[What is asked]: Transcribe every line of the listing below without any deviation.

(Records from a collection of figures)

----------------

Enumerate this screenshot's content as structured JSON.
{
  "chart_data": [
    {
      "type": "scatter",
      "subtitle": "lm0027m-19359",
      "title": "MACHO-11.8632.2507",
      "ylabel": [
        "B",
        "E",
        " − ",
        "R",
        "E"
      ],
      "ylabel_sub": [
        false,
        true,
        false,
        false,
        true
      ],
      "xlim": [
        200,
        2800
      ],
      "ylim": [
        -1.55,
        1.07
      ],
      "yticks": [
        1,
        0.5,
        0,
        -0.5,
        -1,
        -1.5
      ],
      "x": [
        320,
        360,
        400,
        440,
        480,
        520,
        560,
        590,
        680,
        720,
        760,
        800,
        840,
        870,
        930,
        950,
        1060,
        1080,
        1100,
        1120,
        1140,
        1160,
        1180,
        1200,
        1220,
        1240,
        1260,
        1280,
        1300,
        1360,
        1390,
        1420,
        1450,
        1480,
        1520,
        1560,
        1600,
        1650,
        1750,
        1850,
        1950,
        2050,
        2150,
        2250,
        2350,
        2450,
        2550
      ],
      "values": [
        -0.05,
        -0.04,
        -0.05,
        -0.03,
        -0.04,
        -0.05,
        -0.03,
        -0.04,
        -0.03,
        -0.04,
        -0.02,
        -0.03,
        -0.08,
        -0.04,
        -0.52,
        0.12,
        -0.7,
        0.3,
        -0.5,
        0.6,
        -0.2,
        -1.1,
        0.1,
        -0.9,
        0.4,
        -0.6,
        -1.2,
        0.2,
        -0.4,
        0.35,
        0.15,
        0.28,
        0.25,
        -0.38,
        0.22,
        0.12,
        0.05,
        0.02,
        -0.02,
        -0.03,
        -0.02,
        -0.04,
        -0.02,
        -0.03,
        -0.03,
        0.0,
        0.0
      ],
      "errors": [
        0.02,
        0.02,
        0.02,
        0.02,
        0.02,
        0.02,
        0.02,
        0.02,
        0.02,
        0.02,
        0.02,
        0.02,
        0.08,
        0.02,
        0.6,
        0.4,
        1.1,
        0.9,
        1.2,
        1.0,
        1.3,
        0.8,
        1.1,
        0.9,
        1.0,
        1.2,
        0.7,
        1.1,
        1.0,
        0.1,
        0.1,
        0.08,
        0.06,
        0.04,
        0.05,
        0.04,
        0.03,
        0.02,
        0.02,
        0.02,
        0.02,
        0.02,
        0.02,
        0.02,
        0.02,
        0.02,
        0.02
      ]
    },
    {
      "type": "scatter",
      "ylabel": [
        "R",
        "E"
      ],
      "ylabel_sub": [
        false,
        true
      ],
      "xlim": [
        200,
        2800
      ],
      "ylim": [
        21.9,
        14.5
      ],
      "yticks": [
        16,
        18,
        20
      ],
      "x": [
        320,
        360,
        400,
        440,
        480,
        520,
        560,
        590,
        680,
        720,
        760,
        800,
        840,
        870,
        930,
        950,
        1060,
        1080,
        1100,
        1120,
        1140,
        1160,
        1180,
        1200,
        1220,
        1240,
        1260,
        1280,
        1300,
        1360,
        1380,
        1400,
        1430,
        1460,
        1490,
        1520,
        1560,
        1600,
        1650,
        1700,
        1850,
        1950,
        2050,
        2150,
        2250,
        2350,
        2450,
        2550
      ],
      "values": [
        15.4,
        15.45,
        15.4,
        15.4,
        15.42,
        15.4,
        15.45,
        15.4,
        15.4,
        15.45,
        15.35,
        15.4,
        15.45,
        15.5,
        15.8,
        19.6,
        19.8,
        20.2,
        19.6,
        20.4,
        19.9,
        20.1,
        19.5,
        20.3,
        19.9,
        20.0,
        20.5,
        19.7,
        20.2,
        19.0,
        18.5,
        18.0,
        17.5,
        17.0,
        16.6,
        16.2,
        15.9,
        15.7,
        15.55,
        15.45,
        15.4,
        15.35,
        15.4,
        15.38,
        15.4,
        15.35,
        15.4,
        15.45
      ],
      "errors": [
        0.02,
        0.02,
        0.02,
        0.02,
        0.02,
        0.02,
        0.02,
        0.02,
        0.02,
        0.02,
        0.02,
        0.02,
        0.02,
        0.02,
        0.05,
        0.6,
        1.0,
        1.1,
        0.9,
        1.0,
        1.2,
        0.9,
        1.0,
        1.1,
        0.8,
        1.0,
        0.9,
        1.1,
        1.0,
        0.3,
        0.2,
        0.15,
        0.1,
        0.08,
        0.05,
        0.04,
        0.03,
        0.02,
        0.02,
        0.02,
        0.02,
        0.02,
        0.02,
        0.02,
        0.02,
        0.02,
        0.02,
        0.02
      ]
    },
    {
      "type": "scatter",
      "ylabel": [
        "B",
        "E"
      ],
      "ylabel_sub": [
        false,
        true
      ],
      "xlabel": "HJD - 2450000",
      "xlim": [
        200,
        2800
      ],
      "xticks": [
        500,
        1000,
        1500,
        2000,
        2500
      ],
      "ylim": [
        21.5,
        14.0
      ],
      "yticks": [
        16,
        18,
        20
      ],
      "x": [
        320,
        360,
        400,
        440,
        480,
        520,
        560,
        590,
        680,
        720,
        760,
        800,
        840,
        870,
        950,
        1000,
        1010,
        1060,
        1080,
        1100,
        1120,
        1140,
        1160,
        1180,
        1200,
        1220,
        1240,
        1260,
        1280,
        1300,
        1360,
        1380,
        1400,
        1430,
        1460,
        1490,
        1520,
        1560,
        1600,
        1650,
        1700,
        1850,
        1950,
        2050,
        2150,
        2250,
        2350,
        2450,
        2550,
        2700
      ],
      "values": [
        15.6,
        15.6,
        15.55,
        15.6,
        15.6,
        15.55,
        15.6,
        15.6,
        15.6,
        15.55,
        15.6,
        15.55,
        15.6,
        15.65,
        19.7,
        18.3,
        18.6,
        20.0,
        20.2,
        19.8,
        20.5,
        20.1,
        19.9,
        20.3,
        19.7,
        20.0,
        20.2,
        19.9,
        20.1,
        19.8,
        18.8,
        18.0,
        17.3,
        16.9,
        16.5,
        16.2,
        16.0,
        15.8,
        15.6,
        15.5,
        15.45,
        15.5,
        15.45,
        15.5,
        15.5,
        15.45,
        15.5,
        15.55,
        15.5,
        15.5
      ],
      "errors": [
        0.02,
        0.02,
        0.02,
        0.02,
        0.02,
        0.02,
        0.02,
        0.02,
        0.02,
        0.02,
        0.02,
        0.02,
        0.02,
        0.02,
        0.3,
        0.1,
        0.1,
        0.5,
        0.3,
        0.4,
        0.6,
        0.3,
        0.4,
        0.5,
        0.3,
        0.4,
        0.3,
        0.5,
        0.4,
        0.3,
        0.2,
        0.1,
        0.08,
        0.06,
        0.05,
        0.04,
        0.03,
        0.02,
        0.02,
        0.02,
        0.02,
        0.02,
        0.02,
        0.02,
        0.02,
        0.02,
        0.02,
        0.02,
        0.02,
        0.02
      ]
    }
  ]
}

----------------

[Full response]:
Enumerate this screenshot's content as structured JSON.
{
  "chart_data": [
    {
      "type": "scatter",
      "subtitle": "lm0027m-19359",
      "title": "MACHO-11.8632.2507",
      "ylabel": [
        "B",
        "E",
        " − ",
        "R",
        "E"
      ],
      "ylabel_sub": [
        false,
        true,
        false,
        false,
        true
      ],
      "xlim": [
        200,
        2800
      ],
      "ylim": [
        -1.55,
        1.07
      ],
      "yticks": [
        1,
        0.5,
        0,
        -0.5,
        -1,
        -1.5
      ],
      "x": [
        320,
        360,
        400,
        440,
        480,
        520,
        560,
        590,
        680,
        720,
        760,
        800,
        840,
        870,
        930,
        950,
        1060,
        1080,
        1100,
        1120,
        1140,
        1160,
        1180,
        1200,
        1220,
        1240,
        1260,
        1280,
        1300,
        1360,
        1390,
        1420,
        1450,
        1480,
        1520,
        1560,
        1600,
        1650,
        1750,
        1850,
        1950,
        2050,
        2150,
        2250,
        2350,
        2450,
        2550
      ],
      "values": [
        -0.05,
        -0.04,
        -0.05,
        -0.03,
        -0.04,
        -0.05,
        -0.03,
        -0.04,
        -0.03,
        -0.04,
        -0.02,
        -0.03,
        -0.08,
        -0.04,
        -0.52,
        0.12,
        -0.7,
        0.3,
        -0.5,
        0.6,
        -0.2,
        -1.1,
        0.1,
        -0.9,
        0.4,
        -0.6,
        -1.2,
        0.2,
        -0.4,
        0.35,
        0.15,
        0.28,
        0.25,
        -0.38,
        0.22,
        0.12,
        0.05,
        0.02,
        -0.02,
        -0.03,
        -0.02,
        -0.04,
        -0.02,
        -0.03,
        -0.03,
        0.0,
        0.0
      ],
      "errors": [
        0.02,
        0.02,
        0.02,
        0.02,
        0.02,
        0.02,
        0.02,
        0.02,
        0.02,
        0.02,
        0.02,
        0.02,
        0.08,
        0.02,
        0.6,
        0.4,
        1.1,
        0.9,
        1.2,
        1.0,
        1.3,
        0.8,
        1.1,
        0.9,
        1.0,
        1.2,
        0.7,
        1.1,
        1.0,
        0.1,
        0.1,
        0.08,
        0.06,
        0.04,
        0.05,
        0.04,
        0.03,
        0.02,
        0.02,
        0.02,
        0.02,
        0.02,
        0.02,
        0.02,
        0.02,
        0.02,
        0.02
      ]
    },
    {
      "type": "scatter",
      "ylabel": [
        "R",
        "E"
      ],
      "ylabel_sub": [
        false,
        true
      ],
      "xlim": [
        200,
        2800
      ],
      "ylim": [
        21.9,
        14.5
      ],
      "yticks": [
        16,
        18,
        20
      ],
      "x": [
        320,
        360,
        400,
        440,
        480,
        520,
        560,
        590,
        680,
        720,
        760,
        800,
        840,
        870,
        930,
        950,
        1060,
        1080,
        1100,
        1120,
        1140,
        1160,
        1180,
        1200,
        1220,
        1240,
        1260,
        1280,
        1300,
        1360,
        1380,
        1400,
        1430,
        1460,
        1490,
        1520,
        1560,
        1600,
        1650,
        1700,
        1850,
        1950,
        2050,
        2150,
        2250,
        2350,
        2450,
        2550
      ],
      "values": [
        15.4,
        15.45,
        15.4,
        15.4,
        15.42,
        15.4,
        15.45,
        15.4,
        15.4,
        15.45,
        15.35,
        15.4,
        15.45,
        15.5,
        15.8,
        19.6,
        19.8,
        20.2,
        19.6,
        20.4,
        19.9,
        20.1,
        19.5,
        20.3,
        19.9,
        20.0,
        20.5,
        19.7,
        20.2,
        19.0,
        18.5,
        18.0,
        17.5,
        17.0,
        16.6,
        16.2,
        15.9,
        15.7,
        15.55,
        15.45,
        15.4,
        15.35,
        15.4,
        15.38,
        15.4,
        15.35,
        15.4,
        15.45
      ],
      "errors": [
        0.02,
        0.02,
        0.02,
        0.02,
        0.02,
        0.02,
        0.02,
        0.02,
        0.02,
        0.02,
        0.02,
        0.02,
        0.02,
        0.02,
        0.05,
        0.6,
        1.0,
        1.1,
        0.9,
        1.0,
        1.2,
        0.9,
        1.0,
        1.1,
        0.8,
        1.0,
        0.9,
        1.1,
        1.0,
        0.3,
        0.2,
        0.15,
        0.1,
        0.08,
        0.05,
        0.04,
        0.03,
        0.02,
        0.02,
        0.02,
        0.02,
        0.02,
        0.02,
        0.02,
        0.02,
        0.02,
        0.02,
        0.02
      ]
    },
    {
      "type": "scatter",
      "ylabel": [
        "B",
        "E"
      ],
      "ylabel_sub": [
        false,
        true
      ],
      "xlabel": "HJD - 2450000",
      "xlim": [
        200,
        2800
      ],
      "xticks": [
        500,
        1000,
        1500,
        2000,
        2500
      ],
      "ylim": [
        21.5,
        14.0
      ],
      "yticks": [
        16,
        18,
        20
      ],
      "x": [
        320,
        360,
        400,
        440,
        480,
        520,
        560,
        590,
        680,
        720,
        760,
        800,
        840,
        870,
        950,
        1000,
        1010,
        1060,
        1080,
        1100,
        1120,
        1140,
        1160,
        1180,
        1200,
        1220,
        1240,
        1260,
        1280,
        1300,
        1360,
        1380,
        1400,
        1430,
        1460,
        1490,
        1520,
        1560,
        1600,
        1650,
        1700,
        1850,
        1950,
        2050,
        2150,
        2250,
        2350,
        2450,
        2550,
        2700
      ],
      "values": [
        15.6,
        15.6,
        15.55,
        15.6,
        15.6,
        15.55,
        15.6,
        15.6,
        15.6,
        15.55,
        15.6,
        15.55,
        15.6,
        15.65,
        19.7,
        18.3,
        18.6,
        20.0,
        20.2,
        19.8,
        20.5,
        20.1,
        19.9,
        20.3,
        19.7,
        20.0,
        20.2,
        19.9,
        20.1,
        19.8,
        18.8,
        18.0,
        17.3,
        16.9,
        16.5,
        16.2,
        16.0,
        15.8,
        15.6,
        15.5,
        15.45,
        15.5,
        15.45,
        15.5,
        15.5,
        15.45,
        15.5,
        15.55,
        15.5,
        15.5
      ],
      "errors": [
        0.02,
        0.02,
        0.02,
        0.02,
        0.02,
        0.02,
        0.02,
        0.02,
        0.02,
        0.02,
        0.02,
        0.02,
        0.02,
        0.02,
        0.3,
        0.1,
        0.1,
        0.5,
        0.3,
        0.4,
        0.6,
        0.3,
        0.4,
        0.5,
        0.3,
        0.4,
        0.3,
        0.5,
        0.4,
        0.3,
        0.2,
        0.1,
        0.08,
        0.06,
        0.05,
        0.04,
        0.03,
        0.02,
        0.02,
        0.02,
        0.02,
        0.02,
        0.02,
        0.02,
        0.02,
        0.02,
        0.02,
        0.02,
        0.02,
        0.02
      ]
    }
  ]
}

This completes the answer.